[Dataset items]
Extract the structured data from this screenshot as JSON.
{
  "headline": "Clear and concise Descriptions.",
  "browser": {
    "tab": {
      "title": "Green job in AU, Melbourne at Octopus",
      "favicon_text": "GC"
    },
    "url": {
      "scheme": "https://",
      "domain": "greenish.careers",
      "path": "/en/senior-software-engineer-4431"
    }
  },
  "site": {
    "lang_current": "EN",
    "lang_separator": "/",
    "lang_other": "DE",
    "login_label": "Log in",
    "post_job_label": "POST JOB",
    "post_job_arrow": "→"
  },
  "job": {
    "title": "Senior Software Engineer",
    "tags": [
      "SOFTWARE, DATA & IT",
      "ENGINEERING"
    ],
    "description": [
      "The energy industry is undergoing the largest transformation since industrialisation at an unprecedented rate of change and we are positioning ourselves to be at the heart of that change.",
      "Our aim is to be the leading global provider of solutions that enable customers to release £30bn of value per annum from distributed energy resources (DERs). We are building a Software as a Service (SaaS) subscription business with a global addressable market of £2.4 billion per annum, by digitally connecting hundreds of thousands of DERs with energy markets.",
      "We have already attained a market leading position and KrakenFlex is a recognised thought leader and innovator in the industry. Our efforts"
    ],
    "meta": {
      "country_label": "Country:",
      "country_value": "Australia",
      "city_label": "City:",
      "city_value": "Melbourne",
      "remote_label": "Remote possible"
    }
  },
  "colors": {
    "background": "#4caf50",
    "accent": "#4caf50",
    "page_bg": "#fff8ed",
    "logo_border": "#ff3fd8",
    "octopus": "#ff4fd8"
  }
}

• _EXERCISE DESCRIPTION_
Extract all of the material exactly as it is written.

• _SOLUTION TO THE PROBLEM_
Extract the structured data from this screenshot as JSON.
{
  "headline": "Clear and concise Descriptions.",
  "browser": {
    "tab": {
      "title": "Green job in AU, Melbourne at Octopus",
      "favicon_text": "GC"
    },
    "url": {
      "scheme": "https://",
      "domain": "greenish.careers",
      "path": "/en/senior-software-engineer-4431"
    }
  },
  "site": {
    "lang_current": "EN",
    "lang_separator": "/",
    "lang_other": "DE",
    "login_label": "Log in",
    "post_job_label": "POST JOB",
    "post_job_arrow": "→"
  },
  "job": {
    "title": "Senior Software Engineer",
    "tags": [
      "SOFTWARE, DATA & IT",
      "ENGINEERING"
    ],
    "description": [
      "The energy industry is undergoing the largest transformation since industrialisation at an unprecedented rate of change and we are positioning ourselves to be at the heart of that change.",
      "Our aim is to be the leading global provider of solutions that enable customers to release £30bn of value per annum from distributed energy resources (DERs). We are building a Software as a Service (SaaS) subscription business with a global addressable market of £2.4 billion per annum, by digitally connecting hundreds of thousands of DERs with energy markets.",
      "We have already attained a market leading position and KrakenFlex is a recognised thought leader and innovator in the industry. Our efforts"
    ],
    "meta": {
      "country_label": "Country:",
      "country_value": "Australia",
      "city_label": "City:",
      "city_value": "Melbourne",
      "remote_label": "Remote possible"
    }
  },
  "colors": {
    "background": "#4caf50",
    "accent": "#4caf50",
    "page_bg": "#fff8ed",
    "logo_border": "#ff3fd8",
    "octopus": "#ff4fd8"
  }
}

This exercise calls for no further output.